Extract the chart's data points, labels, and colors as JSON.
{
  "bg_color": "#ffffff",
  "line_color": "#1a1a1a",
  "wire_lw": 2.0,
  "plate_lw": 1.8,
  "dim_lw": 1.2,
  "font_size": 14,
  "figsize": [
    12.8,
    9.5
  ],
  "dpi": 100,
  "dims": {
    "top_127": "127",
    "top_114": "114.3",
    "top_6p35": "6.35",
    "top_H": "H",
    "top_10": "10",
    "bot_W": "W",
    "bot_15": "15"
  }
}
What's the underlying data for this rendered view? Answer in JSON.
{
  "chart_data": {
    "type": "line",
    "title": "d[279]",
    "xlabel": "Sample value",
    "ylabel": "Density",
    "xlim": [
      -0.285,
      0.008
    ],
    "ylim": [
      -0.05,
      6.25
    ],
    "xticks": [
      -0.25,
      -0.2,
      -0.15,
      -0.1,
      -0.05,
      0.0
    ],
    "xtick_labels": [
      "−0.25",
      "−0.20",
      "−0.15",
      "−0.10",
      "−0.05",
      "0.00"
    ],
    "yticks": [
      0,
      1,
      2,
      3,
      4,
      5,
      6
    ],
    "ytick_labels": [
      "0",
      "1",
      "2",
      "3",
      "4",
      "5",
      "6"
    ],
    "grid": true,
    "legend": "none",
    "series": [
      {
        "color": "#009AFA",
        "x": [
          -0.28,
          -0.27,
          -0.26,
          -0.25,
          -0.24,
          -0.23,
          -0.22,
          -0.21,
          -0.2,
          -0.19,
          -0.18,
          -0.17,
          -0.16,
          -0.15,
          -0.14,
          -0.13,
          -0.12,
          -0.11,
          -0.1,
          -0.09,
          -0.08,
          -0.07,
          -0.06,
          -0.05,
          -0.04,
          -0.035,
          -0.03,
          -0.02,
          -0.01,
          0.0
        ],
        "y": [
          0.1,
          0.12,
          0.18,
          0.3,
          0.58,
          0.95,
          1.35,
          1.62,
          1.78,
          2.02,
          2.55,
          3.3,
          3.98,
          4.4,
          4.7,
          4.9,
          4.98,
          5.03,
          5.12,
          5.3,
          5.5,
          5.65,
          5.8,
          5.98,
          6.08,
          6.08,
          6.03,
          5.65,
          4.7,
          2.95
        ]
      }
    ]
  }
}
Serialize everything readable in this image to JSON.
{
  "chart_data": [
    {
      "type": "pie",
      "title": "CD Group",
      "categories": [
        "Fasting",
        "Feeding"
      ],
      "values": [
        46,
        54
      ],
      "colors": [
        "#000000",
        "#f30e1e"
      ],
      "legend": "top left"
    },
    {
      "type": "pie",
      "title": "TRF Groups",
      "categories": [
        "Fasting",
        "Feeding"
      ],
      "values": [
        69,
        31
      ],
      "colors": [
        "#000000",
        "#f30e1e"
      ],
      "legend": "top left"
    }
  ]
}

■ ■ ■ ■

__PROBLEM DETAILS__
Write out every entry again, keeping each line exactly the same.

__WRITTEN RESPONSE__
Extract the chart's data points, labels, and colors as JSON.
{
  "bg_color": "#ffffff",
  "line_color": "#1a1a1a",
  "wire_lw": 2.0,
  "plate_lw": 1.8,
  "dim_lw": 1.2,
  "font_size": 14,
  "figsize": [
    12.8,
    9.5
  ],
  "dpi": 100,
  "dims": {
    "top_127": "127",
    "top_114": "114.3",
    "top_6p35": "6.35",
    "top_H": "H",
    "top_10": "10",
    "bot_W": "W",
    "bot_15": "15"
  }
}
What's the underlying data for this rendered view? Answer in JSON.
{
  "chart_data": {
    "type": "line",
    "title": "d[279]",
    "xlabel": "Sample value",
    "ylabel": "Density",
    "xlim": [
      -0.285,
      0.008
    ],
    "ylim": [
      -0.05,
      6.25
    ],
    "xticks": [
      -0.25,
      -0.2,
      -0.15,
      -0.1,
      -0.05,
      0.0
    ],
    "xtick_labels": [
      "−0.25",
      "−0.20",
      "−0.15",
      "−0.10",
      "−0.05",
      "0.00"
    ],
    "yticks": [
      0,
      1,
      2,
      3,
      4,
      5,
      6
    ],
    "ytick_labels": [
      "0",
      "1",
      "2",
      "3",
      "4",
      "5",
      "6"
    ],
    "grid": true,
    "legend": "none",
    "series": [
      {
        "color": "#009AFA",
        "x": [
          -0.28,
          -0.27,
          -0.26,
          -0.25,
          -0.24,
          -0.23,
          -0.22,
          -0.21,
          -0.2,
          -0.19,
          -0.18,
          -0.17,
          -0.16,
          -0.15,
          -0.14,
          -0.13,
          -0.12,
          -0.11,
          -0.1,
          -0.09,
          -0.08,
          -0.07,
          -0.06,
          -0.05,
          -0.04,
          -0.035,
          -0.03,
          -0.02,
          -0.01,
          0.0
        ],
        "y": [
          0.1,
          0.12,
          0.18,
          0.3,
          0.58,
          0.95,
          1.35,
          1.62,
          1.78,
          2.02,
          2.55,
          3.3,
          3.98,
          4.4,
          4.7,
          4.9,
          4.98,
          5.03,
          5.12,
          5.3,
          5.5,
          5.65,
          5.8,
          5.98,
          6.08,
          6.08,
          6.03,
          5.65,
          4.7,
          2.95
        ]
      }
    ]
  }
}
Serialize everything readable in this image to JSON.
{
  "chart_data": [
    {
      "type": "pie",
      "title": "CD Group",
      "categories": [
        "Fasting",
        "Feeding"
      ],
      "values": [
        46,
        54
      ],
      "colors": [
        "#000000",
        "#f30e1e"
      ],
      "legend": "top left"
    },
    {
      "type": "pie",
      "title": "TRF Groups",
      "categories": [
        "Fasting",
        "Feeding"
      ],
      "values": [
        69,
        31
      ],
      "colors": [
        "#000000",
        "#f30e1e"
      ],
      "legend": "top left"
    }
  ]
}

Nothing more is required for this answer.